-- WORK REQUEST --
The output must match the entries below exactly, with pictures removed.

Start of RECORDS TO PROCESS

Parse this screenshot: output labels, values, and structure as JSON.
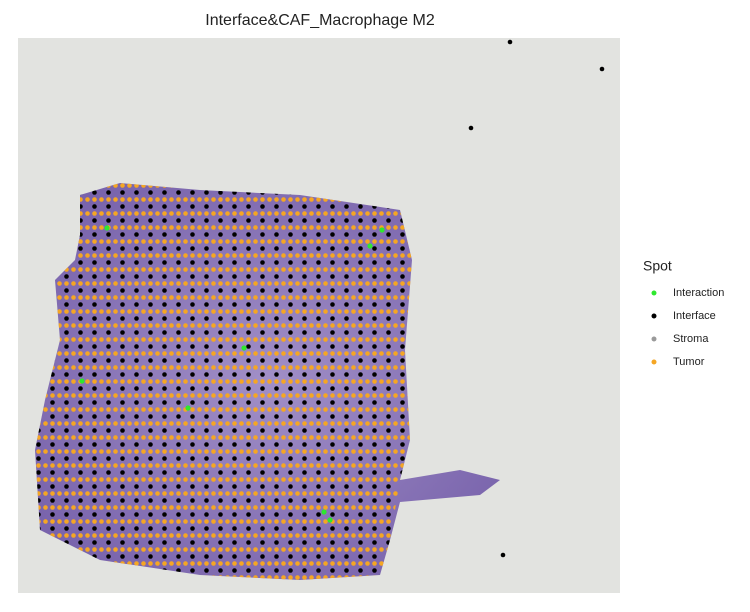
{
  "chart_data": {
    "type": "spatial",
    "title": "Interface&CAF_Macrophage M2",
    "legend_title": "Spot",
    "series": [
      {
        "name": "Interaction",
        "color": "#2ee82e"
      },
      {
        "name": "Interface",
        "color": "#000000"
      },
      {
        "name": "Stroma",
        "color": "#9a9a9a"
      },
      {
        "name": "Tumor",
        "color": "#f5a623"
      }
    ]
  }
}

End of RECORDS TO PROCESS

-- RESULT FOR THIS EXERCISE --
Parse this screenshot: output labels, values, and structure as JSON.
{
  "chart_data": {
    "type": "spatial",
    "title": "Interface&CAF_Macrophage M2",
    "legend_title": "Spot",
    "series": [
      {
        "name": "Interaction",
        "color": "#2ee82e"
      },
      {
        "name": "Interface",
        "color": "#000000"
      },
      {
        "name": "Stroma",
        "color": "#9a9a9a"
      },
      {
        "name": "Tumor",
        "color": "#f5a623"
      }
    ]
  }
}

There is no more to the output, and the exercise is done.